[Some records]
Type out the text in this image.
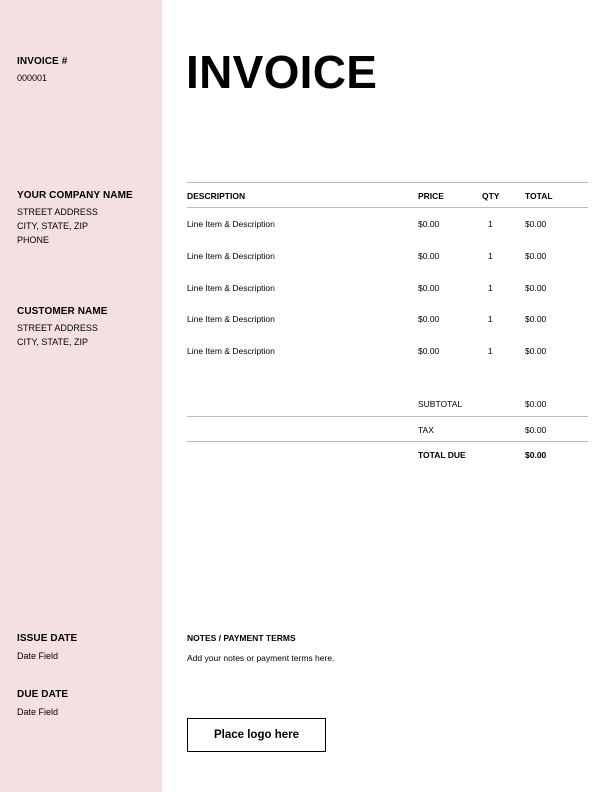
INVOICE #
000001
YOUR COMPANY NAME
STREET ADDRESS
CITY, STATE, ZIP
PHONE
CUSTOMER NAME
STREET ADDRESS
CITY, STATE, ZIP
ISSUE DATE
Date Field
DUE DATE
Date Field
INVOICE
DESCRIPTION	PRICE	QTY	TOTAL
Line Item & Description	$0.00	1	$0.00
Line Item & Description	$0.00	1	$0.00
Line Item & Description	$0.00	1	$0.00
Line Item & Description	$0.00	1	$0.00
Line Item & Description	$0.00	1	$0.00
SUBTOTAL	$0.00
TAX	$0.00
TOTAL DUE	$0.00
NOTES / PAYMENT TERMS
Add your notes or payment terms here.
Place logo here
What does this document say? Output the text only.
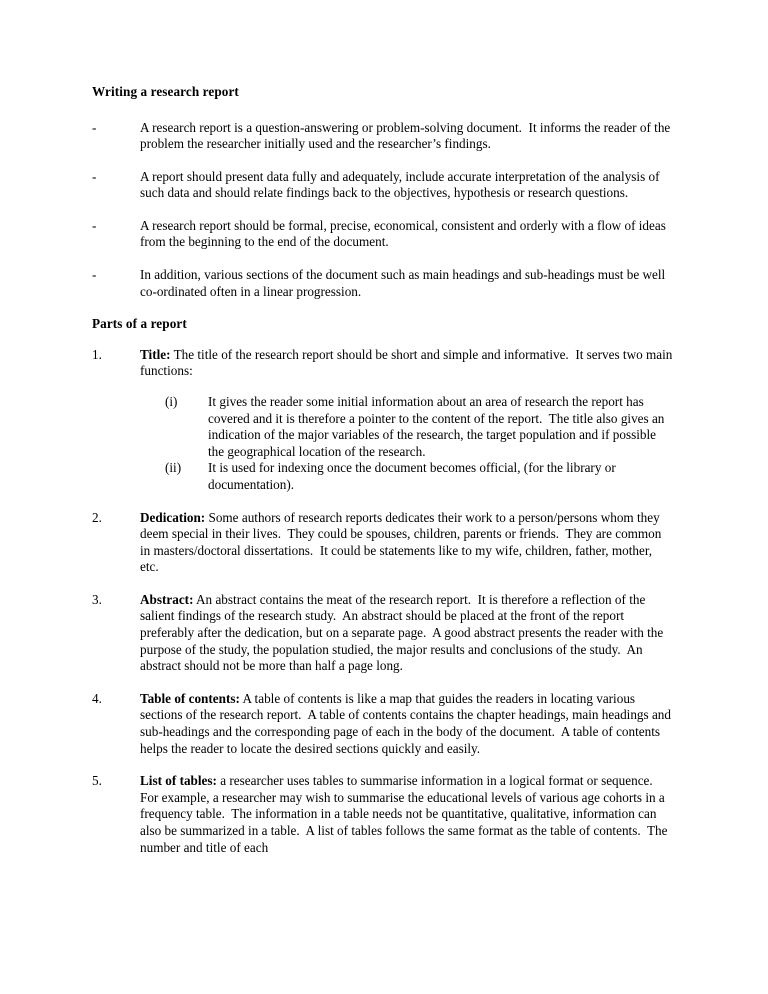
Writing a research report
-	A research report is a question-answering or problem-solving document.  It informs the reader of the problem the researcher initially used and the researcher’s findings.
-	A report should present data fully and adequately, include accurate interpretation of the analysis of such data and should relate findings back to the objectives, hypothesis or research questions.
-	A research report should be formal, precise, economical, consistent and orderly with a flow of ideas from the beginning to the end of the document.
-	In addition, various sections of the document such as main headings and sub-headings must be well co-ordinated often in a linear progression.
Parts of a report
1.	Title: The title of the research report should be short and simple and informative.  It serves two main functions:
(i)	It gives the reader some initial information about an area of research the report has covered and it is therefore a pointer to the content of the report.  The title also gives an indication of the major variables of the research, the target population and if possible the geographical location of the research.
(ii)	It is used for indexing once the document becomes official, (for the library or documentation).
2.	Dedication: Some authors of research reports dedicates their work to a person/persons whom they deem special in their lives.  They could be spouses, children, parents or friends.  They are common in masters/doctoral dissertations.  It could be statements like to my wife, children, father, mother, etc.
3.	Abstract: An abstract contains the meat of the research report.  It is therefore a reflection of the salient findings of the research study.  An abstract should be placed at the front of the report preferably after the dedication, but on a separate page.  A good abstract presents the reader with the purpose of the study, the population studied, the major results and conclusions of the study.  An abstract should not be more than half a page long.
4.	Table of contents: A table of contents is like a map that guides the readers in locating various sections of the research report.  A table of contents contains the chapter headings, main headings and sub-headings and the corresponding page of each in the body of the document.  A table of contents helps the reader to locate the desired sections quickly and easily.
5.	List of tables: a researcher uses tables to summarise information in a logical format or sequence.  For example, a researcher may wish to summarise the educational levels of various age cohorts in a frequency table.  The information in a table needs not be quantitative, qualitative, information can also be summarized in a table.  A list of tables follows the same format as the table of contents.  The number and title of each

- TASK REQUIREMENTS
Retype every record above exactly as written, but leave out the pictures.

- SOLVED EXERCISE
Type out the text in this image.
INVOICE #
000001
YOUR COMPANY NAME
STREET ADDRESS
CITY, STATE, ZIP
PHONE
CUSTOMER NAME
STREET ADDRESS
CITY, STATE, ZIP
ISSUE DATE
Date Field
DUE DATE
Date Field
INVOICE
DESCRIPTION	PRICE	QTY	TOTAL
Line Item & Description	$0.00	1	$0.00
Line Item & Description	$0.00	1	$0.00
Line Item & Description	$0.00	1	$0.00
Line Item & Description	$0.00	1	$0.00
Line Item & Description	$0.00	1	$0.00
SUBTOTAL	$0.00
TAX	$0.00
TOTAL DUE	$0.00
NOTES / PAYMENT TERMS
Add your notes or payment terms here.
Place logo here
What does this document say? Output the text only.
Writing a research report
-	A research report is a question-answering or problem-solving document.  It informs the reader of the problem the researcher initially used and the researcher’s findings.
-	A report should present data fully and adequately, include accurate interpretation of the analysis of such data and should relate findings back to the objectives, hypothesis or research questions.
-	A research report should be formal, precise, economical, consistent and orderly with a flow of ideas from the beginning to the end of the document.
-	In addition, various sections of the document such as main headings and sub-headings must be well co-ordinated often in a linear progression.
Parts of a report
1.	Title: The title of the research report should be short and simple and informative.  It serves two main functions:
(i)	It gives the reader some initial information about an area of research the report has covered and it is therefore a pointer to the content of the report.  The title also gives an indication of the major variables of the research, the target population and if possible the geographical location of the research.
(ii)	It is used for indexing once the document becomes official, (for the library or documentation).
2.	Dedication: Some authors of research reports dedicates their work to a person/persons whom they deem special in their lives.  They could be spouses, children, parents or friends.  They are common in masters/doctoral dissertations.  It could be statements like to my wife, children, father, mother, etc.
3.	Abstract: An abstract contains the meat of the research report.  It is therefore a reflection of the salient findings of the research study.  An abstract should be placed at the front of the report preferably after the dedication, but on a separate page.  A good abstract presents the reader with the purpose of the study, the population studied, the major results and conclusions of the study.  An abstract should not be more than half a page long.
4.	Table of contents: A table of contents is like a map that guides the readers in locating various sections of the research report.  A table of contents contains the chapter headings, main headings and sub-headings and the corresponding page of each in the body of the document.  A table of contents helps the reader to locate the desired sections quickly and easily.
5.	List of tables: a researcher uses tables to summarise information in a logical format or sequence.  For example, a researcher may wish to summarise the educational levels of various age cohorts in a frequency table.  The information in a table needs not be quantitative, qualitative, information can also be summarized in a table.  A list of tables follows the same format as the table of contents.  The number and title of each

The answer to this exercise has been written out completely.